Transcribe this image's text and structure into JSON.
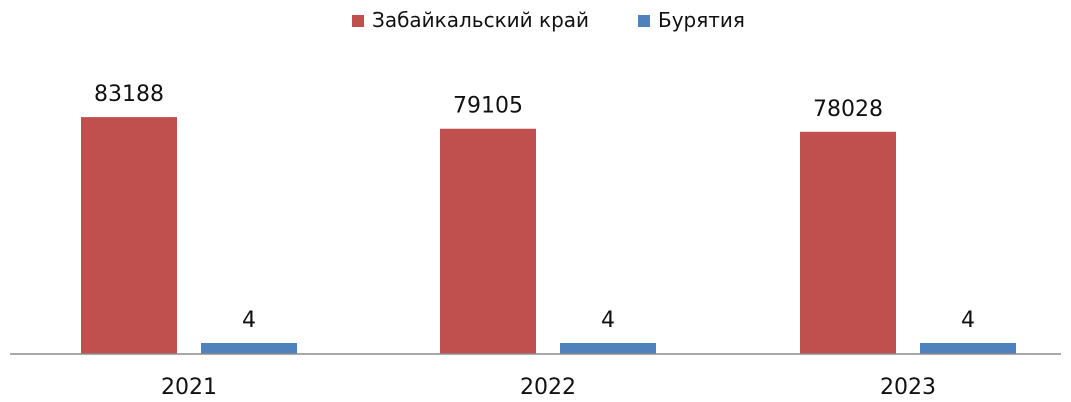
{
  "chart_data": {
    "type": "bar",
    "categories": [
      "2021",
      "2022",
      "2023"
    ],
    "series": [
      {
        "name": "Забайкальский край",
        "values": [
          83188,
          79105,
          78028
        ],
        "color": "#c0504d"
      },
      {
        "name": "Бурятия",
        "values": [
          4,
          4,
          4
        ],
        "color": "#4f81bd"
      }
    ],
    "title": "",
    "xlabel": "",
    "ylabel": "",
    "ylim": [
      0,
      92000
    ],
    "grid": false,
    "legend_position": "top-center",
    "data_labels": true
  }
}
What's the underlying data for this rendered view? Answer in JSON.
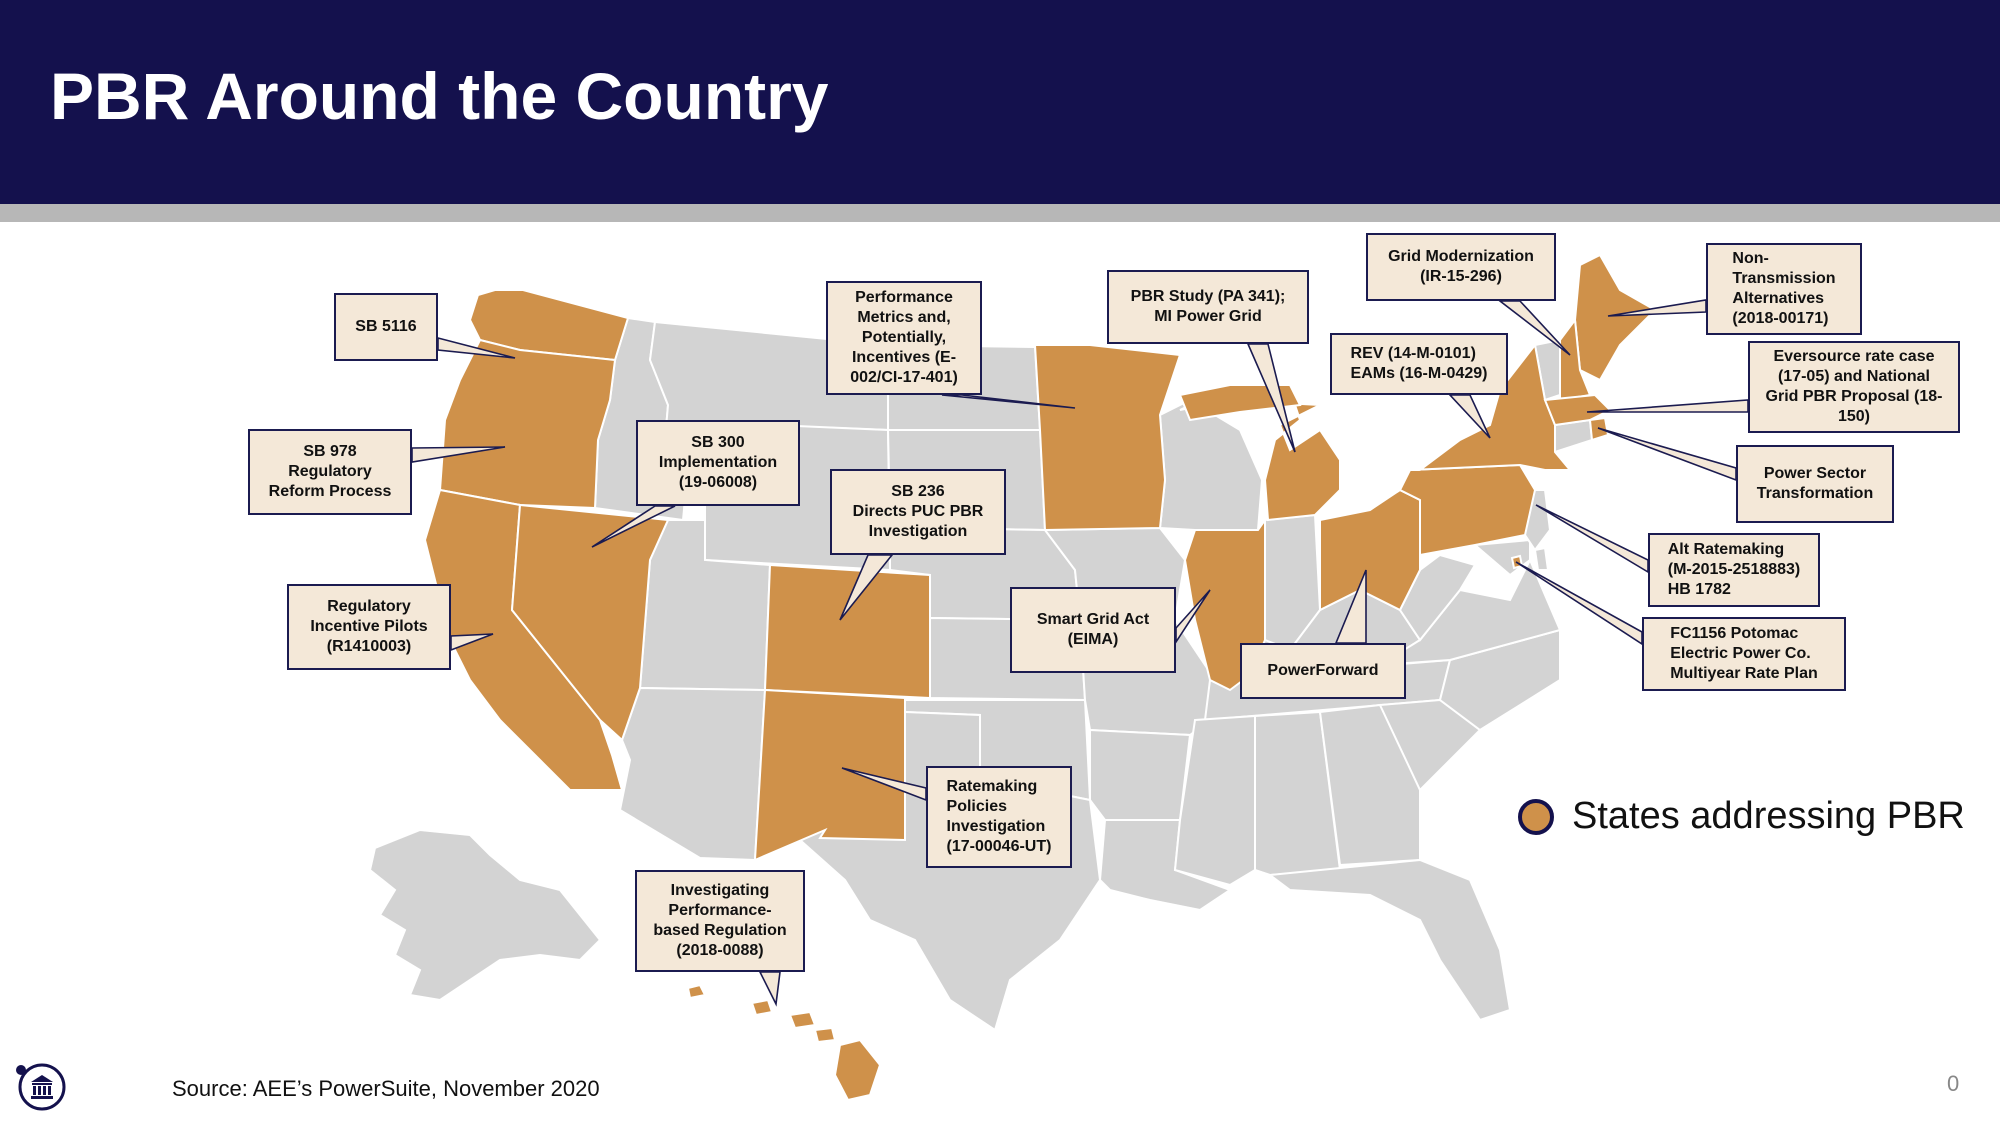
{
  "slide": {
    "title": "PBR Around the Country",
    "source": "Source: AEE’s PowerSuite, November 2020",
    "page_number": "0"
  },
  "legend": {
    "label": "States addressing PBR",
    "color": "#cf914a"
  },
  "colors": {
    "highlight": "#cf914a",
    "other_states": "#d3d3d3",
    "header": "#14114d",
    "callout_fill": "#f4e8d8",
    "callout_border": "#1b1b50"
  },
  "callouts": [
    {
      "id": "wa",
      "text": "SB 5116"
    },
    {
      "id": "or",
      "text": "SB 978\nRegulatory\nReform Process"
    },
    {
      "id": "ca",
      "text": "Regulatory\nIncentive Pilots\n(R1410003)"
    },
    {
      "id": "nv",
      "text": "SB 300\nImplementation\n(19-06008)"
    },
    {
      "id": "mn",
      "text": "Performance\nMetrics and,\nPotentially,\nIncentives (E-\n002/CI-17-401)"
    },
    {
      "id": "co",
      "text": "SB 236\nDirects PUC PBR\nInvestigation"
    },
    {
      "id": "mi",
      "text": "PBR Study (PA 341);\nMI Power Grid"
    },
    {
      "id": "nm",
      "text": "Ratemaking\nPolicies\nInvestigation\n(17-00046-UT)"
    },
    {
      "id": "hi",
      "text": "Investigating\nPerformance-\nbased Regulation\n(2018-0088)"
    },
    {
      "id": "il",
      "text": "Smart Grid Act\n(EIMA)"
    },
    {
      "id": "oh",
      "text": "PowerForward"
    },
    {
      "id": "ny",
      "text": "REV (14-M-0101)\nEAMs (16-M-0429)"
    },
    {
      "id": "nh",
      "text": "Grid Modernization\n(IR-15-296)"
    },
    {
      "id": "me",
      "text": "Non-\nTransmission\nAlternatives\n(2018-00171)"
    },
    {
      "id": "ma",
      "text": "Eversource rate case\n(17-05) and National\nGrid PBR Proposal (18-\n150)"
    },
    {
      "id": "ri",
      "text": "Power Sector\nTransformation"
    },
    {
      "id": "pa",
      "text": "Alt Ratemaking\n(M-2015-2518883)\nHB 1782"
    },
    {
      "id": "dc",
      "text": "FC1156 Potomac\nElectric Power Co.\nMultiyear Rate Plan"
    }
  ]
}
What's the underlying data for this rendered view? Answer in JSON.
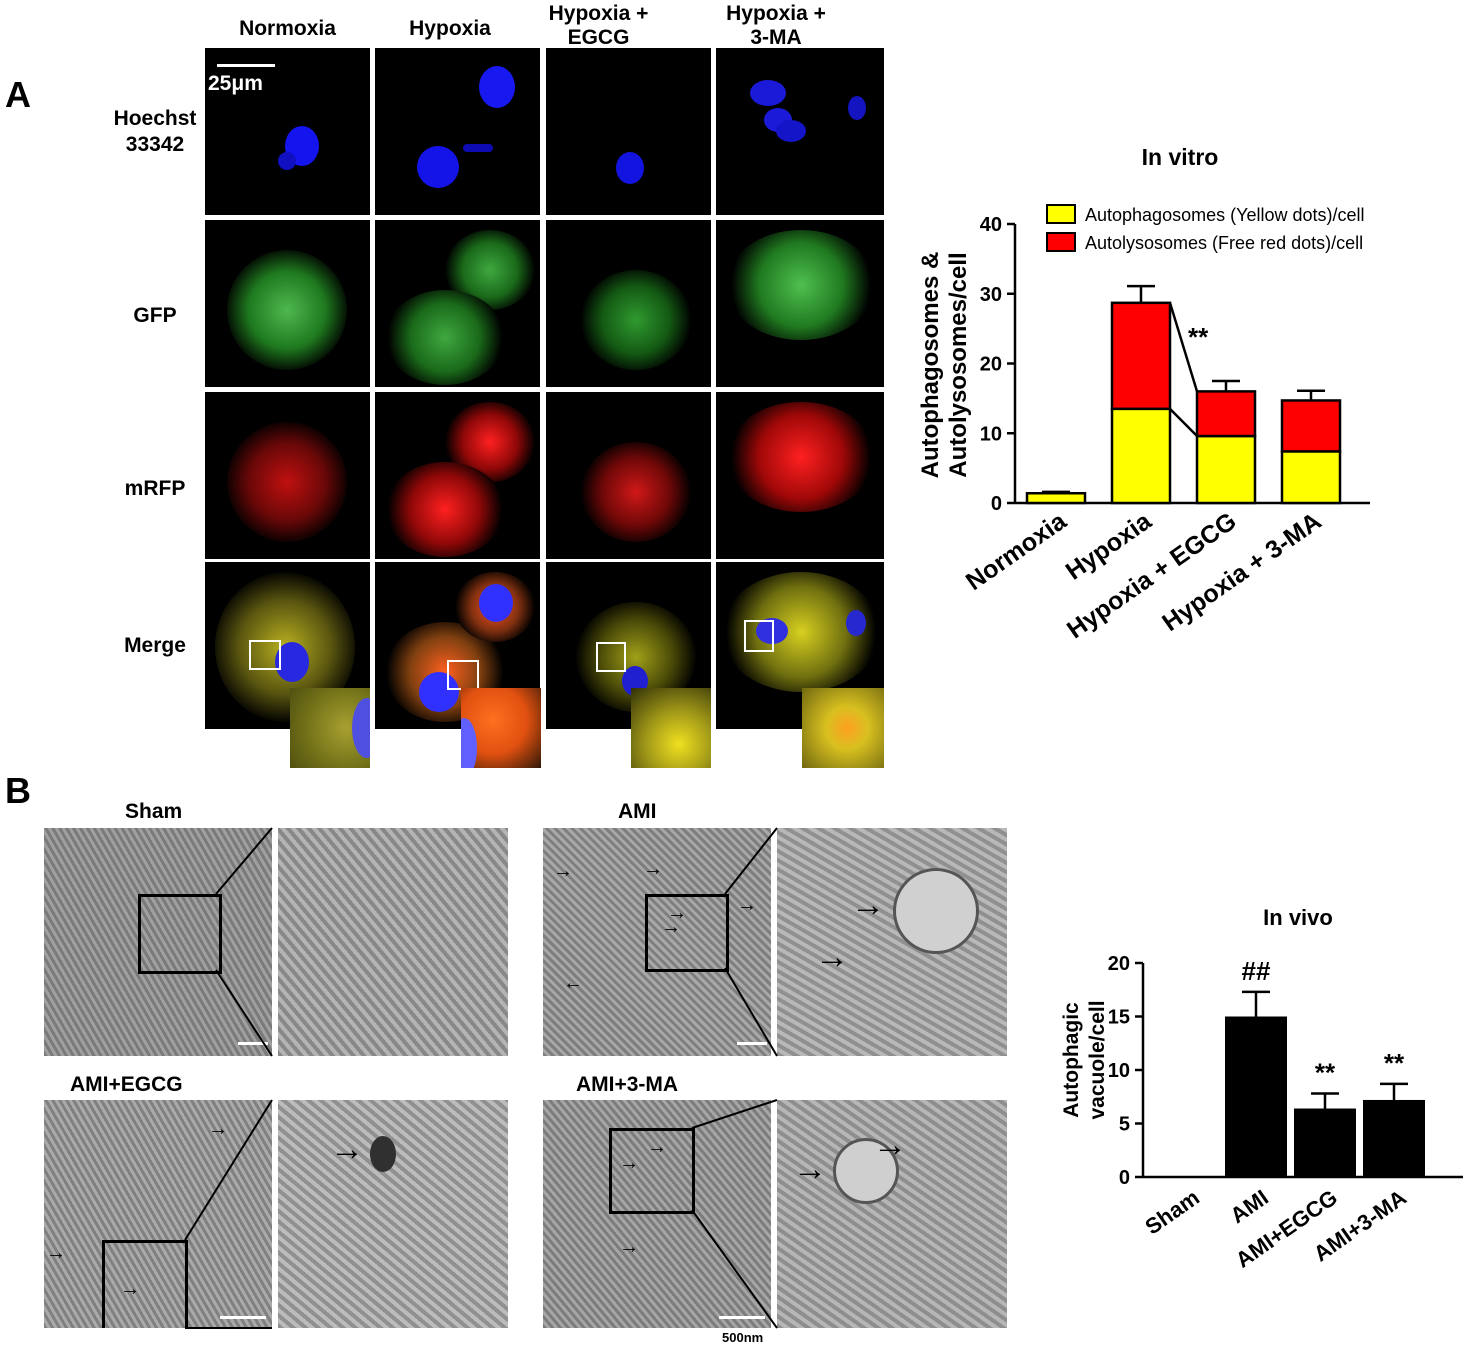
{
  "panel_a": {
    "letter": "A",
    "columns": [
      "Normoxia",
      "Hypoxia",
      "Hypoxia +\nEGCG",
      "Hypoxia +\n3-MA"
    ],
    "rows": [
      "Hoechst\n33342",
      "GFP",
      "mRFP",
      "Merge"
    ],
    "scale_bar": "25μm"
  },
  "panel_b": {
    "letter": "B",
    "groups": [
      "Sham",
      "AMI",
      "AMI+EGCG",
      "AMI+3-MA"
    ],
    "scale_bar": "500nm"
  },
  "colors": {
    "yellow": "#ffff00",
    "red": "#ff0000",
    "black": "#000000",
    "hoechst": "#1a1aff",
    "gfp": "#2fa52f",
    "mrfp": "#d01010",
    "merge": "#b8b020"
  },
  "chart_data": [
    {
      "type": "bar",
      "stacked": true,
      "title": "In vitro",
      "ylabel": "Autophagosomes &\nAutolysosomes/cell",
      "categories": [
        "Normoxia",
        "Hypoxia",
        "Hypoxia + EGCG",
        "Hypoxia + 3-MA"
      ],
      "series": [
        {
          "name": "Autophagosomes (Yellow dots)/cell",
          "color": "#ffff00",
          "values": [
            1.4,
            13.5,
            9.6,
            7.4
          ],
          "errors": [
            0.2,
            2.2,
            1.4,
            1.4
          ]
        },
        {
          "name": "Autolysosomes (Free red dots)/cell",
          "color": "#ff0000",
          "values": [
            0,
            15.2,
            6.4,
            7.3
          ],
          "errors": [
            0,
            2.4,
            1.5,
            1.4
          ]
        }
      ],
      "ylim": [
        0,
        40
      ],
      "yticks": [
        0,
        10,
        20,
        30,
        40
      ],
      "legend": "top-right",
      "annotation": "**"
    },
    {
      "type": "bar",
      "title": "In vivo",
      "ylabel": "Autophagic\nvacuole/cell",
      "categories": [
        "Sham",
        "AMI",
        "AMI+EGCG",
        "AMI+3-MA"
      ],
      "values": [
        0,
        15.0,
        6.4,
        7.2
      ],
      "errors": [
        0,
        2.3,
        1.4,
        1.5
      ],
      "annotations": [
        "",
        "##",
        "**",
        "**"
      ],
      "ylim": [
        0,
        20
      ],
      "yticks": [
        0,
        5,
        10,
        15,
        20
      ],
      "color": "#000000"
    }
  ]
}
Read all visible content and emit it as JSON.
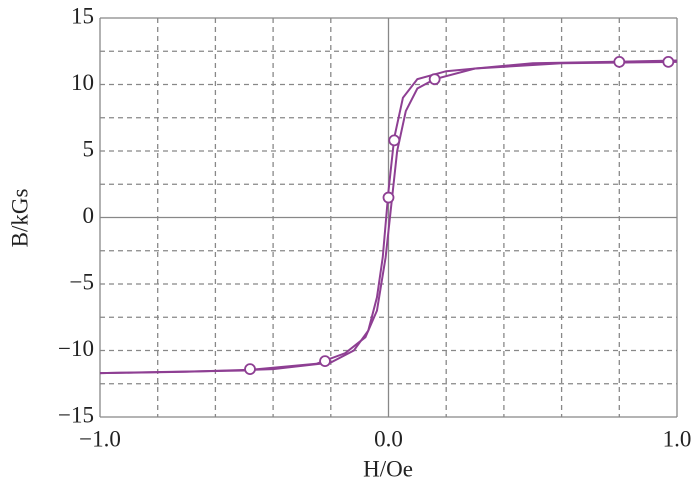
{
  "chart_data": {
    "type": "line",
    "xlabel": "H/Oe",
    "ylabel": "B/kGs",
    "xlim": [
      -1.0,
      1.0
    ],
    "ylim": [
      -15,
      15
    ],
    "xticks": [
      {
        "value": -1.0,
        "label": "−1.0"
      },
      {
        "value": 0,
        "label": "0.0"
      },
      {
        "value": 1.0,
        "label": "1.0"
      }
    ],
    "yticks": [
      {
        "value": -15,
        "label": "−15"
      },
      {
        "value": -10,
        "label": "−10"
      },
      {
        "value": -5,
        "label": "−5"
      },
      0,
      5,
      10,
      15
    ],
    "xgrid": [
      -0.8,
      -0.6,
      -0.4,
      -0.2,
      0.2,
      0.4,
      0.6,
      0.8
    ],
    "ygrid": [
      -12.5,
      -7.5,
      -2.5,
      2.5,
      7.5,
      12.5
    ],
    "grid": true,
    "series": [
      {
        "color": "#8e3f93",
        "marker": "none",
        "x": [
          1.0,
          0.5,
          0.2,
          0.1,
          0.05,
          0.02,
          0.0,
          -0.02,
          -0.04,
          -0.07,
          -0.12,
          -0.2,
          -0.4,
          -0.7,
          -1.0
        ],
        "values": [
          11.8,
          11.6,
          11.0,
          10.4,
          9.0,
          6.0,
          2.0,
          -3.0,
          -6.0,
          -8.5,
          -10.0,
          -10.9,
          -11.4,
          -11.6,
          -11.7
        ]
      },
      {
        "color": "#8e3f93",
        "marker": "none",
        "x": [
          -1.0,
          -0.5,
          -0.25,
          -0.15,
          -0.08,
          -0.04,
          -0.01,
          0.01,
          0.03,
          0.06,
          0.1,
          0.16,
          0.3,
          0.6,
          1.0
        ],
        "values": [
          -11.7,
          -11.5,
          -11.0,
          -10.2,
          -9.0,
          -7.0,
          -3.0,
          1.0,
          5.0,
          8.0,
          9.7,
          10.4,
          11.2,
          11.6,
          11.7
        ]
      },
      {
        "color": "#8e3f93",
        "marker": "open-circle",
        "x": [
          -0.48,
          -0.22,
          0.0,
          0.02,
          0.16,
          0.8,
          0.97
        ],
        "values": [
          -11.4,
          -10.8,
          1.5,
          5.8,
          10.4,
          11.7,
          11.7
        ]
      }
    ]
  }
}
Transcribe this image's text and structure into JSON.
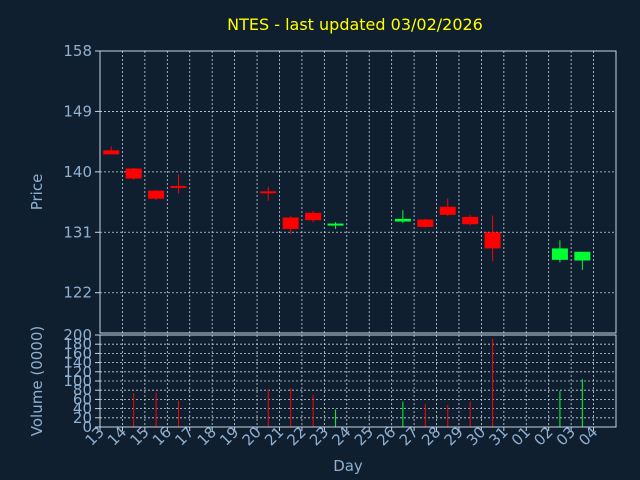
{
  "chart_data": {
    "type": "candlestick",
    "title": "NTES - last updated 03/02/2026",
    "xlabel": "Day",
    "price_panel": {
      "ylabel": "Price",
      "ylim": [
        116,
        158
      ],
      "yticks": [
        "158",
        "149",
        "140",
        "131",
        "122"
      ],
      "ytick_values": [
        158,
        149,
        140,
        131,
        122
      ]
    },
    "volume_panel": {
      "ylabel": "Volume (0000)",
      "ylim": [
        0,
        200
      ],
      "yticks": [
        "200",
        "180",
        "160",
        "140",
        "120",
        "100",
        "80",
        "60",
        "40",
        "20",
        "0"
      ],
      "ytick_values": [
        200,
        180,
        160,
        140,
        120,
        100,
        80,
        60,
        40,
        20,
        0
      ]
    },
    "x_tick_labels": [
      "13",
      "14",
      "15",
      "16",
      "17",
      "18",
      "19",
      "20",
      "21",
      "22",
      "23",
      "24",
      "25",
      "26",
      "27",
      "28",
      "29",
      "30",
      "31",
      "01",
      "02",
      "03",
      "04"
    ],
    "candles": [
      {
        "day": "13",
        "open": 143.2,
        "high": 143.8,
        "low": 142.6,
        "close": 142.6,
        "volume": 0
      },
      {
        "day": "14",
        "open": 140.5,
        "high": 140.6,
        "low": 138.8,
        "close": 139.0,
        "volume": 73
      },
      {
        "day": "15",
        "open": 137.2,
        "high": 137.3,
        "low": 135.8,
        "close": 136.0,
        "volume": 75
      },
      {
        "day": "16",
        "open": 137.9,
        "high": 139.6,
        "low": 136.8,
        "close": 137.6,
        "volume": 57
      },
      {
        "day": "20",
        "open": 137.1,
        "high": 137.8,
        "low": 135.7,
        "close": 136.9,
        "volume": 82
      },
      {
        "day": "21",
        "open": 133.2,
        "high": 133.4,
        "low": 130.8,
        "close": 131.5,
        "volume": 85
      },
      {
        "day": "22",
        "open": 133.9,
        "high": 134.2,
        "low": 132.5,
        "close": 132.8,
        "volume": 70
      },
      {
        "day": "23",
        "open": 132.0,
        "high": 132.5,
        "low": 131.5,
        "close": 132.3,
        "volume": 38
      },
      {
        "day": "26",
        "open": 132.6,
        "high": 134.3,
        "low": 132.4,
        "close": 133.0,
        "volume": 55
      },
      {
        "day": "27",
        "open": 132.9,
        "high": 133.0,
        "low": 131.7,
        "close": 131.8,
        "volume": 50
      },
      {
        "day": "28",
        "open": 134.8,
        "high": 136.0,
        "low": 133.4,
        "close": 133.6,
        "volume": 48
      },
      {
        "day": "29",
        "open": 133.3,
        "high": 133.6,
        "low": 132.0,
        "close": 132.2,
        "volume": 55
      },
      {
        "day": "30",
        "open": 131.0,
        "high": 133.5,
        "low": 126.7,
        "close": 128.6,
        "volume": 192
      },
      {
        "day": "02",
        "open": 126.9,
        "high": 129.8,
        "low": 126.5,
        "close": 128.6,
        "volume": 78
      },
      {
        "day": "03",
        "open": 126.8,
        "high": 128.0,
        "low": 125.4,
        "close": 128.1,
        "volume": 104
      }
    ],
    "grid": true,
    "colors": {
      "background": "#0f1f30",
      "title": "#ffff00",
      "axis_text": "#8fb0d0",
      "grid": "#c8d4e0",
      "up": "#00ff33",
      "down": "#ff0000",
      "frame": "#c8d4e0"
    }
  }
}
----
Locate the word "dots" in the records above, and return each line that has it.

          "name": "Autophagosomes (Yellow dots)/cell",
          "name": "Autolysosomes (Free red dots)/cell",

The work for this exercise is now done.